++++ TASK INPUTS

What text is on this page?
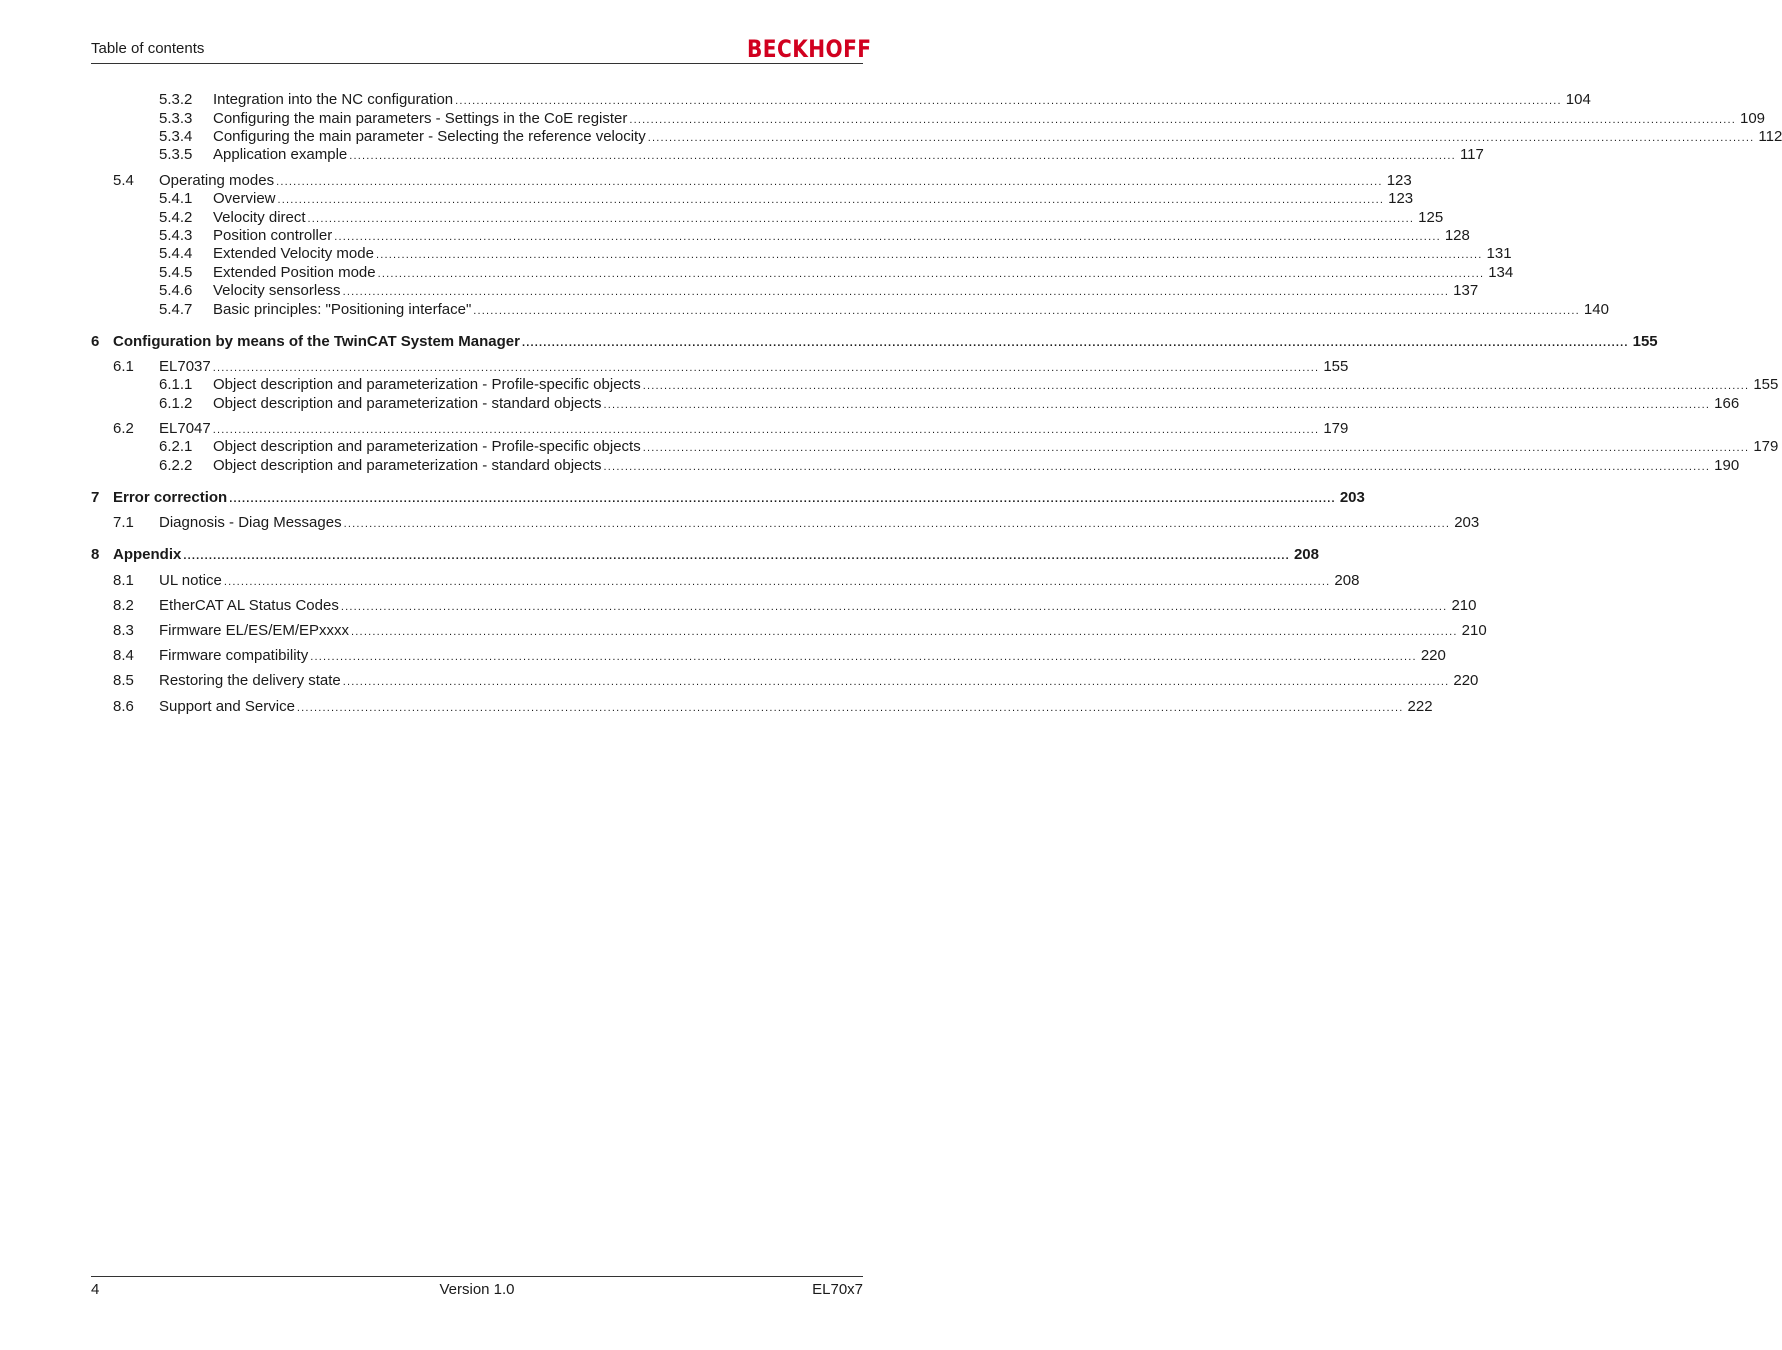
Table of contents	BECKHOFF
5.3.2 Integration into the NC configuration .................................................................................................................................................................................................................................................................... 104
5.3.3 Configuring the main parameters - Settings in the CoE register .................................................................................................................................................................................................................................................................... 109
5.3.4 Configuring the main parameter - Selecting the reference velocity .................................................................................................................................................................................................................................................................... 112
5.3.5 Application example .................................................................................................................................................................................................................................................................... 117
5.4 Operating modes .................................................................................................................................................................................................................................................................... 123
5.4.1 Overview .................................................................................................................................................................................................................................................................... 123
5.4.2 Velocity direct .................................................................................................................................................................................................................................................................... 125
5.4.3 Position controller .................................................................................................................................................................................................................................................................... 128
5.4.4 Extended Velocity mode .................................................................................................................................................................................................................................................................... 131
5.4.5 Extended Position mode .................................................................................................................................................................................................................................................................... 134
5.4.6 Velocity sensorless .................................................................................................................................................................................................................................................................... 137
5.4.7 Basic principles: "Positioning interface" .................................................................................................................................................................................................................................................................... 140
6 Configuration by means of the TwinCAT System Manager .................................................................................................................................................................................................................................................................... 155
6.1 EL7037 .................................................................................................................................................................................................................................................................... 155
6.1.1 Object description and parameterization - Profile-specific objects .................................................................................................................................................................................................................................................................... 155
6.1.2 Object description and parameterization - standard objects .................................................................................................................................................................................................................................................................... 166
6.2 EL7047 .................................................................................................................................................................................................................................................................... 179
6.2.1 Object description and parameterization - Profile-specific objects .................................................................................................................................................................................................................................................................... 179
6.2.2 Object description and parameterization - standard objects .................................................................................................................................................................................................................................................................... 190
7 Error correction .................................................................................................................................................................................................................................................................... 203
7.1 Diagnosis - Diag Messages .................................................................................................................................................................................................................................................................... 203
8 Appendix .................................................................................................................................................................................................................................................................... 208
8.1 UL notice .................................................................................................................................................................................................................................................................... 208
8.2 EtherCAT AL Status Codes .................................................................................................................................................................................................................................................................... 210
8.3 Firmware EL/ES/EM/EPxxxx .................................................................................................................................................................................................................................................................... 210
8.4 Firmware compatibility .................................................................................................................................................................................................................................................................... 220
8.5 Restoring the delivery state .................................................................................................................................................................................................................................................................... 220
8.6 Support and Service .................................................................................................................................................................................................................................................................... 222
4	Version 1.0	EL70x7
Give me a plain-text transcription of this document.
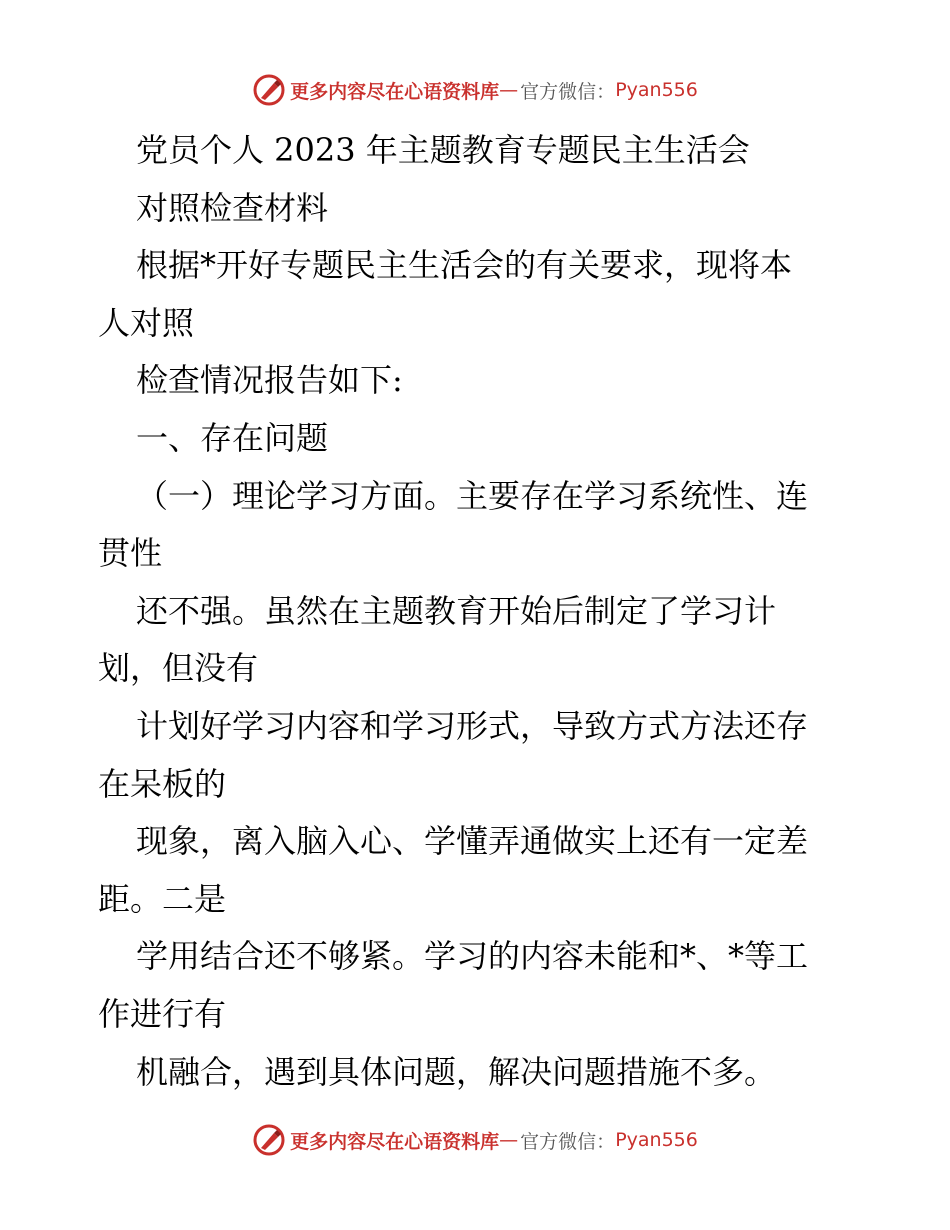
更多内容尽在心语资料库 — 官方微信： Pyan556
党员个人 2023 年主题教育专题民主生活会
对照检查材料
根据*开好专题民主生活会的有关要求，现将本
人对照
检查情况报告如下:
一、存在问题
（一）理论学习方面。主要存在学习系统性、连
贯性
还不强。虽然在主题教育开始后制定了学习计
划，但没有
计划好学习内容和学习形式，导致方式方法还存
在呆板的
现象，离入脑入心、学懂弄通做实上还有一定差
距。二是
学用结合还不够紧。学习的内容未能和*、*等工
作进行有
机融合，遇到具体问题，解决问题措施不多。
更多内容尽在心语资料库 — 官方微信： Pyan556
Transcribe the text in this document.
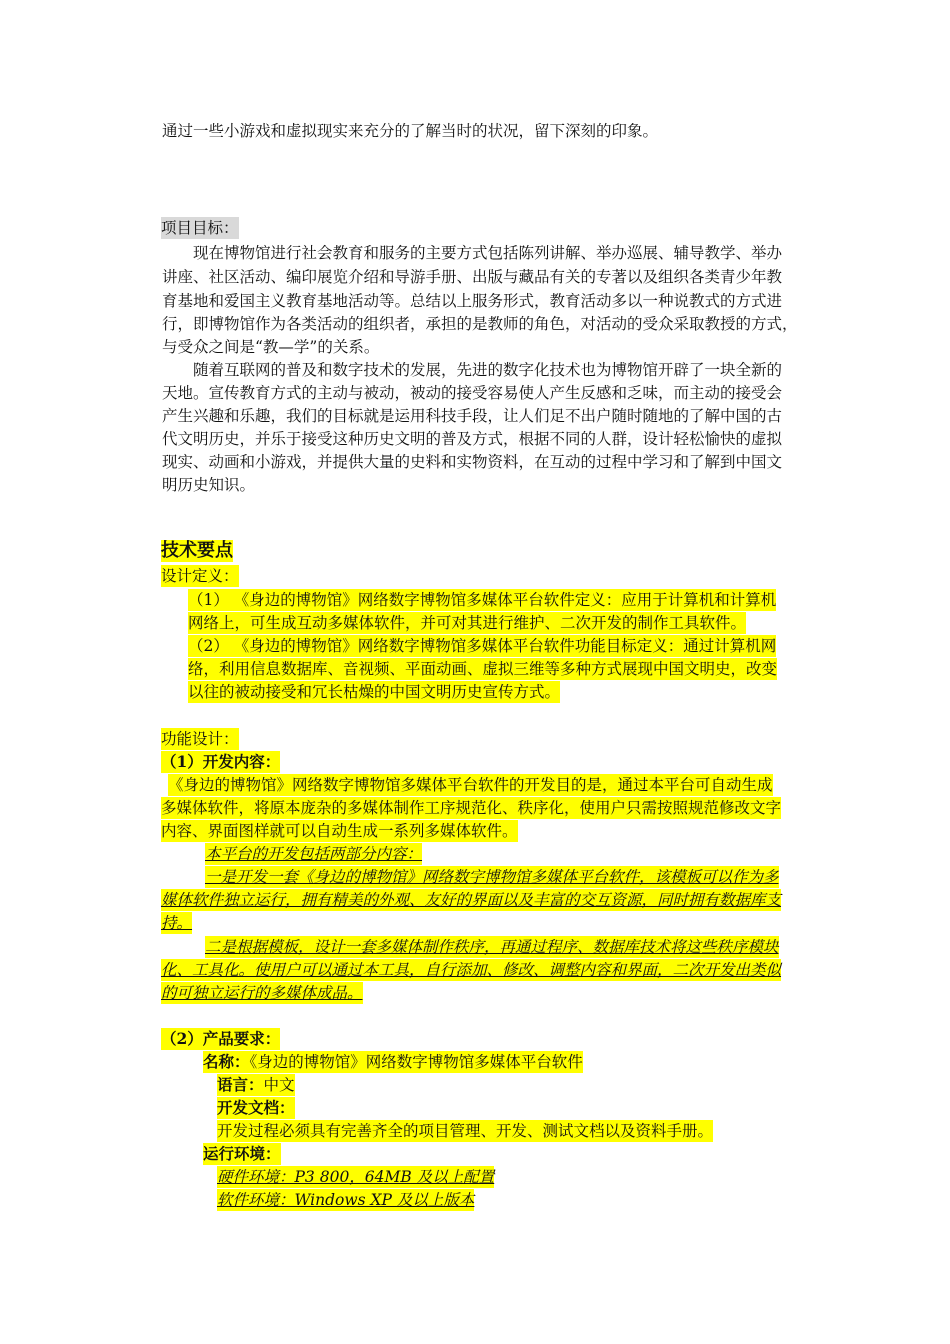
通过一些小游戏和虚拟现实来充分的了解当时的状况，留下深刻的印象。
项目目标：
现在博物馆进行社会教育和服务的主要方式包括陈列讲解、举办巡展、辅导教学、举办
讲座、社区活动、编印展览介绍和导游手册、出版与藏品有关的专著以及组织各类青少年教
育基地和爱国主义教育基地活动等。总结以上服务形式，教育活动多以一种说教式的方式进
行，即博物馆作为各类活动的组织者，承担的是教师的角色，对活动的受众采取教授的方式，
与受众之间是“教—学”的关系。
随着互联网的普及和数字技术的发展，先进的数字化技术也为博物馆开辟了一块全新的
天地。宣传教育方式的主动与被动，被动的接受容易使人产生反感和乏味，而主动的接受会
产生兴趣和乐趣，我们的目标就是运用科技手段，让人们足不出户随时随地的了解中国的古
代文明历史，并乐于接受这种历史文明的普及方式，根据不同的人群，设计轻松愉快的虚拟
现实、动画和小游戏，并提供大量的史料和实物资料，在互动的过程中学习和了解到中国文
明历史知识。
技术要点
设计定义：
（1） 《身边的博物馆》网络数字博物馆多媒体平台软件定义：应用于计算机和计算机
网络上，可生成互动多媒体软件，并可对其进行维护、二次开发的制作工具软件。
（2） 《身边的博物馆》网络数字博物馆多媒体平台软件功能目标定义：通过计算机网
络，利用信息数据库、音视频、平面动画、虚拟三维等多种方式展现中国文明史，改变
以往的被动接受和冗长枯燥的中国文明历史宣传方式。
功能设计：
（1）开发内容：
《身边的博物馆》网络数字博物馆多媒体平台软件的开发目的是，通过本平台可自动生成
多媒体软件，将原本庞杂的多媒体制作工序规范化、秩序化，使用户只需按照规范修改文字
内容、界面图样就可以自动生成一系列多媒体软件。
本平台的开发包括两部分内容：
一是开发一套《身边的博物馆》网络数字博物馆多媒体平台软件，该模板可以作为多
媒体软件独立运行，拥有精美的外观、友好的界面以及丰富的交互资源，同时拥有数据库支
持。
二是根据模板，设计一套多媒体制作秩序，再通过程序、数据库技术将这些秩序模块
化、工具化。使用户可以通过本工具，自行添加、修改、调整内容和界面，二次开发出类似
的可独立运行的多媒体成品。
（2）产品要求：
名称：《身边的博物馆》网络数字博物馆多媒体平台软件
语言：中文
开发文档：
开发过程必须具有完善齐全的项目管理、开发、测试文档以及资料手册。
运行环境：
硬件环境：P3 800，64MB 及以上配置
软件环境：Windows XP 及以上版本
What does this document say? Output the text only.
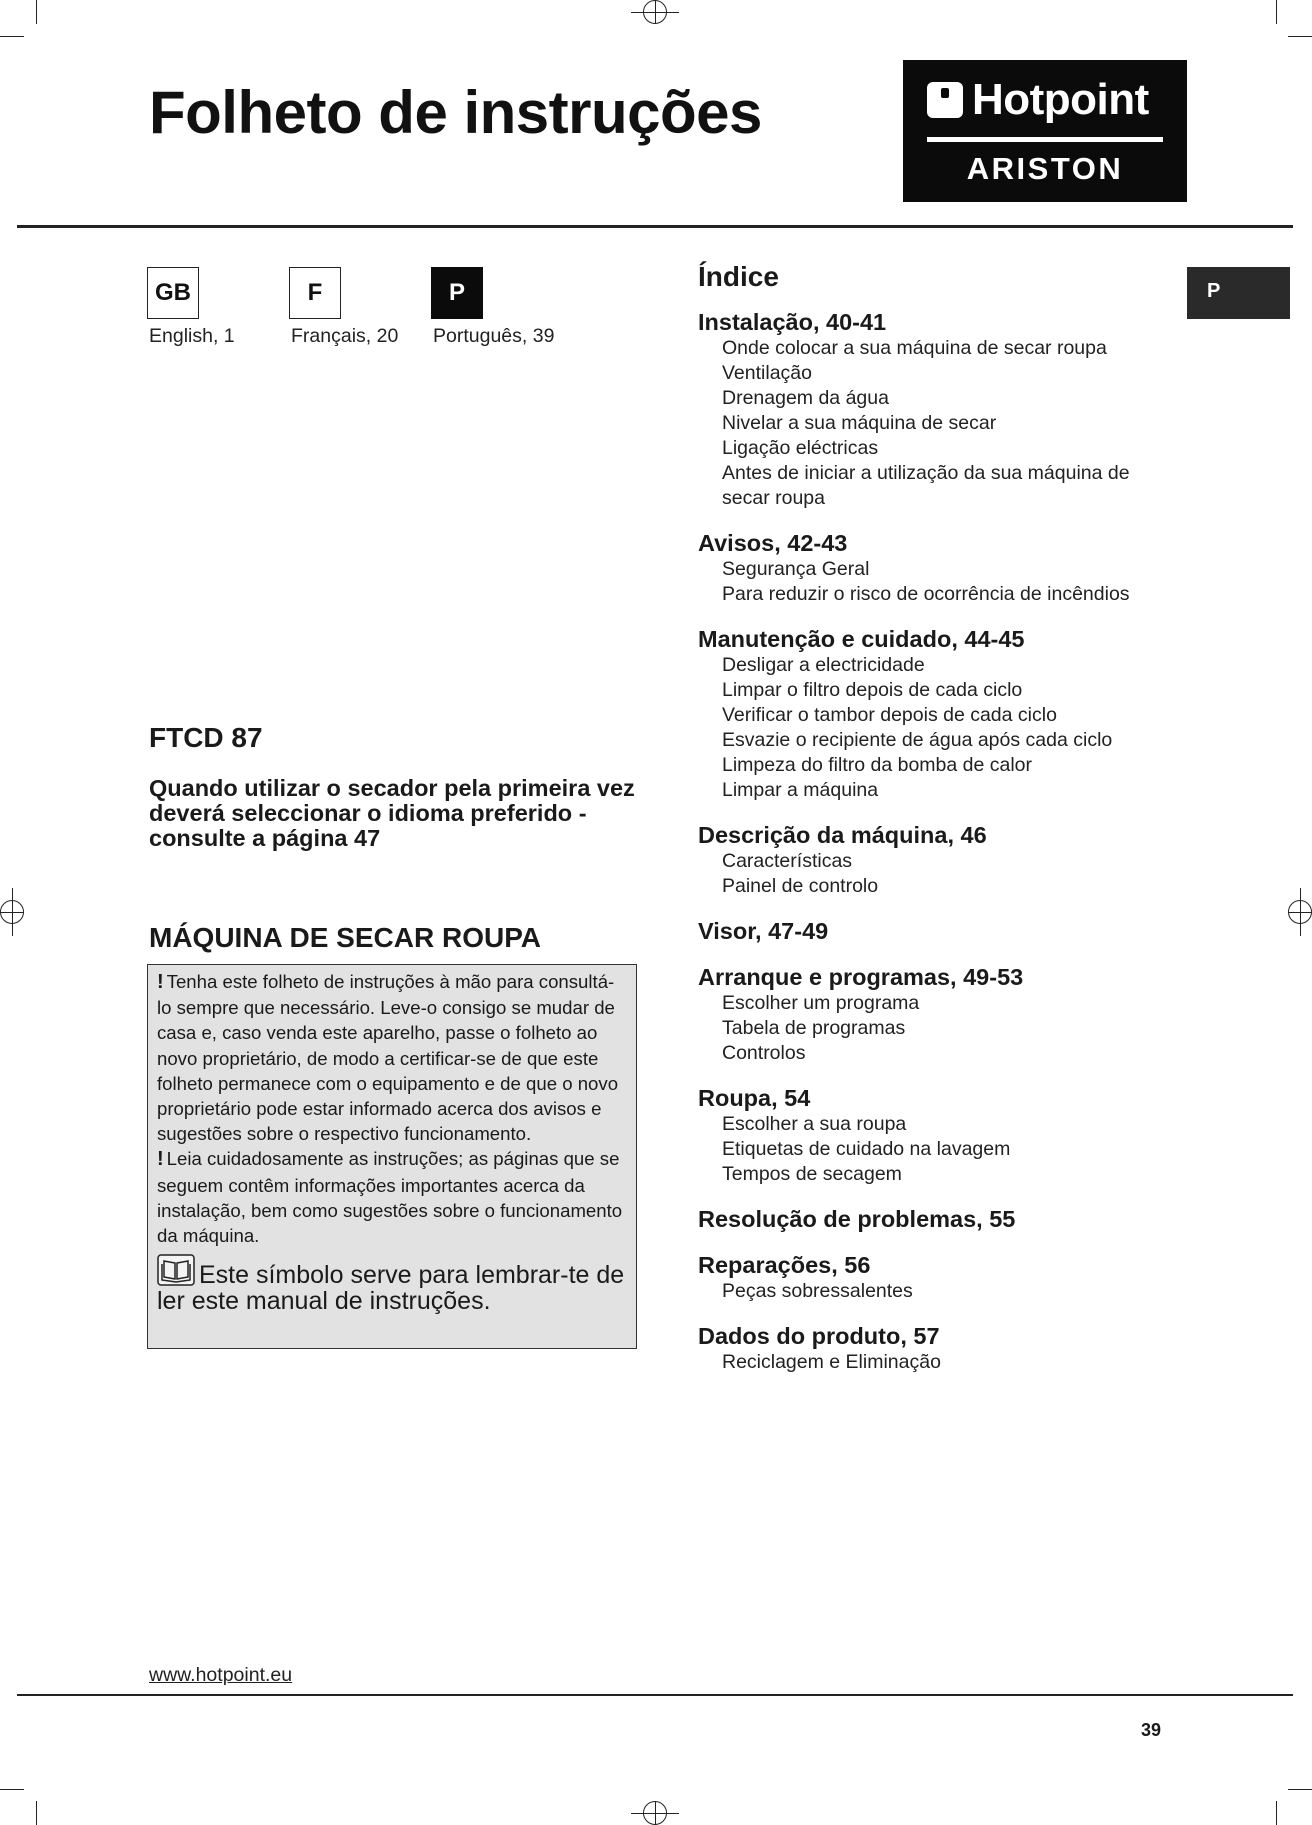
Folheto de instruções	Hotpoint
ARISTON
GB
English, 1
F
Français, 20
P
Português, 39
FTCD 87

Quando utilizar o secador pela primeira vez deverá seleccionar o idioma preferido - consulte a página 47

MÁQUINA DE SECAR ROUPA

! Tenha este folheto de instruções à mão para consultá-lo sempre que necessário. Leve-o consigo se mudar de casa e, caso venda este aparelho, passe o folheto ao novo proprietário, de modo a certificar-se de que este folheto permanece com o equipamento e de que o novo proprietário pode estar informado acerca dos avisos e sugestões sobre o respectivo funcionamento.

! Leia cuidadosamente as instruções; as páginas que se seguem contêm informações importantes acerca da instalação, bem como sugestões sobre o funcionamento da máquina.

Este símbolo serve para lembrar-te de ler este manual de instruções.

Índice
Instalação, 40-41
Onde colocar a sua máquina de secar roupa
Ventilação
Drenagem da água
Nivelar a sua máquina de secar
Ligação eléctricas
Antes de iniciar a utilização da sua máquina de secar roupa
Avisos, 42-43
Segurança Geral
Para reduzir o risco de ocorrência de incêndios
Manutenção e cuidado, 44-45
Desligar a electricidade
Limpar o filtro depois de cada ciclo
Verificar o tambor depois de cada ciclo
Esvazie o recipiente de água após cada ciclo
Limpeza do filtro da bomba de calor
Limpar a máquina
Descrição da máquina, 46
Características
Painel de controlo
Visor, 47-49
Arranque e programas, 49-53
Escolher um programa
Tabela de programas
Controlos
Roupa, 54
Escolher a sua roupa
Etiquetas de cuidado na lavagem
Tempos de secagem
Resolução de problemas, 55
Reparações, 56
Peças sobressalentes
Dados do produto, 57
Reciclagem e Eliminação
P
www.hotpoint.eu
39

++++++++

* **DESCRIPTION OF THE TASK**: Scan the lines for the string "document". Copy out each line that matches.

* **FULL RESPONSE**:
Give me a plain-text transcription of this document.
Transcribe the text in this document.
What does this document say? Output the text only.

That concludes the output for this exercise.